Source passage >>
--- Start ---
Amanda Keller: Thank you for having me.
Harmony: Well I recently had an education in this myself when I saw you give a talk. When I have walked through these historic homes I’ve noticed food on the table and not understood everything that goes behind the decisions for what food is chosen, how it’s placed, what dishes are set on the table, just the amazing research that goes into creating that scene. Talk to me about what you do and how your work touches that historic food.
Amanda: Really we do everything from the ground up. We select the menu, we select the dishes, we have a whole team that works on this, really. Its not just me, you know, the ceramics curator, the metals curator, textiles curator; we all come together and we actually set down and have a meeting where we plan out each faux dinner in all of the buildings. It’s a long process but one that I’m very glad takes place because we really want the interiors to look as authentic as possible. So to do that, we work with Historic Foodways. We couldn’t do it without them. After we select the dinners we then work with them, sit down and actually select the recipes…
Harmony: So you’re choosing 18th century recipes.
Amanda: Yes. Looking at the different cookbooks that we have in our library here, so we use the Rockefeller Library, which is great. Then we basically just see what they can cook for us and what they’re willing to do. After they actually cook the food, we then have to pick it up, take it back to our department here, freeze it, and then actually make the molds to recreate the plaster faux food that will then be painted and then put on our tables.
Harmony: So the fake food that’s on the table is not ordered from somewhere else,…
Amanda: No.
Harmony: … it’s actually created here in the museums…
Amanda: Yes, yes.
Harmony: And there’s such a high level of artistry that goes into that.
Amanda: Yes and a lot of people don’t realize that. To make faux food you have to be sort of an artist. You have to be able to paint the food realistically so that it doesn’t look undercooked, overcooked. We actually even make the faux juices that go around the dishes so everything has to be made by our conservation department because they know which materials are safest to use on our antique objects so we really want to make sure that the food isn’t off-gassing or releasing any chemicals that could tarnish the silver, things like that.
Harmony: Because you might be placing a faux roast on top of an actual antique platter?
Amanda: Exactly. And we always use things that will create a barrier so things like clear plastic Mylar we make, we cut out, and then we place underneath the faux food so it never actually touches the antiques.
Harmony: I imagine too that some of the 18th century dishes that are being prepared are very uncommon. You might not be able to even order them from the internet.
Amanda: You can’t. There are a lot of companies that make faux food, but really you have to hire an artist to make the faux food that you would need for an 18th century interior. There are certain people that still, you know, they have their own website and operate their own business doing what we do. But why not do it in house if you can?
Harmony: It sounds like a lot of fun.
Amanda: It’s a lot of fun.
Harmony: So I’m talking to you right now in the winter and so some of the scenes that we’re seeing in houses throughout Colonial Williamsburg are representing the types of meals that would have been eaten in winter and therefore representing the types of crops that would have been available, the slaughters that happened in the fall and in the winter, the types of things that would be available. What are you putting on tables now that talks about the seasonality of Virginia food?
--- End ---
Listings of elements and their boxes:
--- Start ---
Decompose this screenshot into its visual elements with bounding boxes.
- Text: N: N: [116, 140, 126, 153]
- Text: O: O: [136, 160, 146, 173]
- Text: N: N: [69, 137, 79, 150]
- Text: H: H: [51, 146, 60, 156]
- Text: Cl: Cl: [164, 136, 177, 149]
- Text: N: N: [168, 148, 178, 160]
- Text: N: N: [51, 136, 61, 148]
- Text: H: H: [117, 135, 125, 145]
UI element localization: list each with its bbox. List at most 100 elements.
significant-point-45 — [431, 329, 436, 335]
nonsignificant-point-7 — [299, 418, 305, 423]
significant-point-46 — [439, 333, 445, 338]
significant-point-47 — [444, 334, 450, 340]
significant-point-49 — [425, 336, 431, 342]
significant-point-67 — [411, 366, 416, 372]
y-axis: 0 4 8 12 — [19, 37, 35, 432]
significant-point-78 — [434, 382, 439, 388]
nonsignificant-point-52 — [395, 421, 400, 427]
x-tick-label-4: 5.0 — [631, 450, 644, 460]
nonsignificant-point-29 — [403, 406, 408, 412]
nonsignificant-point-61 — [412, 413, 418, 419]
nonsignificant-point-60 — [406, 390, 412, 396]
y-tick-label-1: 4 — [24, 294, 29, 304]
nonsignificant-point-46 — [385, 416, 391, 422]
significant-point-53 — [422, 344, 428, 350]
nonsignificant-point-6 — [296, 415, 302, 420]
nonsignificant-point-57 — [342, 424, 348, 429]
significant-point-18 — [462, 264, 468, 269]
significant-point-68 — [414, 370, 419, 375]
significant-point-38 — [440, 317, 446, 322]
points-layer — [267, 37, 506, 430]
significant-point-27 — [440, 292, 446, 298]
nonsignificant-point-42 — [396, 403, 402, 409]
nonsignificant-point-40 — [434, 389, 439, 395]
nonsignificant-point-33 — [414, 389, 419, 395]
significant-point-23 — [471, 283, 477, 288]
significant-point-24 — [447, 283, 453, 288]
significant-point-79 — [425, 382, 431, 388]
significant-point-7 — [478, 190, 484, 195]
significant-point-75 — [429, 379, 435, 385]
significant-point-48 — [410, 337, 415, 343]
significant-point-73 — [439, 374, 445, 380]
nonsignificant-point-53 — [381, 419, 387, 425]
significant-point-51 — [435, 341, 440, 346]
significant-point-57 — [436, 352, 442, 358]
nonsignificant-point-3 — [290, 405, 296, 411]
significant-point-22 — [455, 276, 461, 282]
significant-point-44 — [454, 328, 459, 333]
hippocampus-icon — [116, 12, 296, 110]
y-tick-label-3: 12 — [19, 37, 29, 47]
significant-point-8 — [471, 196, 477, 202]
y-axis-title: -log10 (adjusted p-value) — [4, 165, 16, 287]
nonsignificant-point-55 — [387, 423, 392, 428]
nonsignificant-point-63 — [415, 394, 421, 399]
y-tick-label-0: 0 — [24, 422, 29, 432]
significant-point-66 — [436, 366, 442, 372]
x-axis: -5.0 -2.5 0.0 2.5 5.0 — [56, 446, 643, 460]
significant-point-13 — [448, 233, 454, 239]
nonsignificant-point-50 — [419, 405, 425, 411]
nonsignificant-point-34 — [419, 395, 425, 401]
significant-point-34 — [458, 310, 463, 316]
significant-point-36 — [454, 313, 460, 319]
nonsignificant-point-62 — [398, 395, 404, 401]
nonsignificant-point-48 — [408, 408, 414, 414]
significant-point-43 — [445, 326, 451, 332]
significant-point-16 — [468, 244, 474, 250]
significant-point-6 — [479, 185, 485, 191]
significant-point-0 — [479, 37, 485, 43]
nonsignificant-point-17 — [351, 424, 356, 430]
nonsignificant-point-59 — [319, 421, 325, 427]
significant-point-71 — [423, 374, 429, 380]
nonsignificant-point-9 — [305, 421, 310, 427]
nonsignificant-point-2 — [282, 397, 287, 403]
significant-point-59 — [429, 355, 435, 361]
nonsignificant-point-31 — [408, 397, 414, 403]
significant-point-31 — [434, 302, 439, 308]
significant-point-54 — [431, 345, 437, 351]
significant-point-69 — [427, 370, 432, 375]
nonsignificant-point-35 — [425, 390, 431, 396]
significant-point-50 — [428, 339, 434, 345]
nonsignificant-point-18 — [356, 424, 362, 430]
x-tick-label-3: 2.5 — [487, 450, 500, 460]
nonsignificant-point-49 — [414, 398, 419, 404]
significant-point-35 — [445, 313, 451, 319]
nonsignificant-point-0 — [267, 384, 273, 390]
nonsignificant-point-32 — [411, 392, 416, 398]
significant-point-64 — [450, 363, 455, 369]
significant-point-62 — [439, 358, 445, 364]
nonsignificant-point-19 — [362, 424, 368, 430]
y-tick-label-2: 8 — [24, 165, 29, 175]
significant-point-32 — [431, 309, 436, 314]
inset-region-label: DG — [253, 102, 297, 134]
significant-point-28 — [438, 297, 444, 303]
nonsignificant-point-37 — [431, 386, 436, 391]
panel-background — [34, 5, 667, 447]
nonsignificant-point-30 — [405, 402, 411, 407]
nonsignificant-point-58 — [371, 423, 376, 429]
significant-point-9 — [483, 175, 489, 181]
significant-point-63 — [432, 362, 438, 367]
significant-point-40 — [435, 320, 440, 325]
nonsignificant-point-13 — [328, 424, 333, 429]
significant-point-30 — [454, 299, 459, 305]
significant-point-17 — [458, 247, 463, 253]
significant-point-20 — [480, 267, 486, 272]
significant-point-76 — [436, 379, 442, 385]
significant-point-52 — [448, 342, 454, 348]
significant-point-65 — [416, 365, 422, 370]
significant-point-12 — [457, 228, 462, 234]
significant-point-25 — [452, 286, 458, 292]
--- End ---
Required actions >>
1. Write out the stretch of the faux food interview from "Harmony: And there’s" through "things like that.".
2. Give again the stretch of the listings from their very first line through the line containing "UI element localization: list", with both of those lines included.
The interview and the listings come from separate sources.

Per-task outputs >>
1.
Harmony: And there’s such a high level of artistry that goes into that.
Amanda: Yes and a lot of people don’t realize that. To make faux food you have to be sort of an artist. You have to be able to paint the food realistically so that it doesn’t look undercooked, overcooked. We actually even make the faux juices that go around the dishes so everything has to be made by our conservation department because they know which materials are safest to use on our antique objects so we really want to make sure that the food isn’t off-gassing or releasing any chemicals that could tarnish the silver, things like that.

2.
Decompose this screenshot into its visual elements with bounding boxes.
- Text: N: N: [116, 140, 126, 153]
- Text: O: O: [136, 160, 146, 173]
- Text: N: N: [69, 137, 79, 150]
- Text: H: H: [51, 146, 60, 156]
- Text: Cl: Cl: [164, 136, 177, 149]
- Text: N: N: [168, 148, 178, 160]
- Text: N: N: [51, 136, 61, 148]
- Text: H: H: [117, 135, 125, 145]
UI element localization: list each with its bbox. List at most 100 elements.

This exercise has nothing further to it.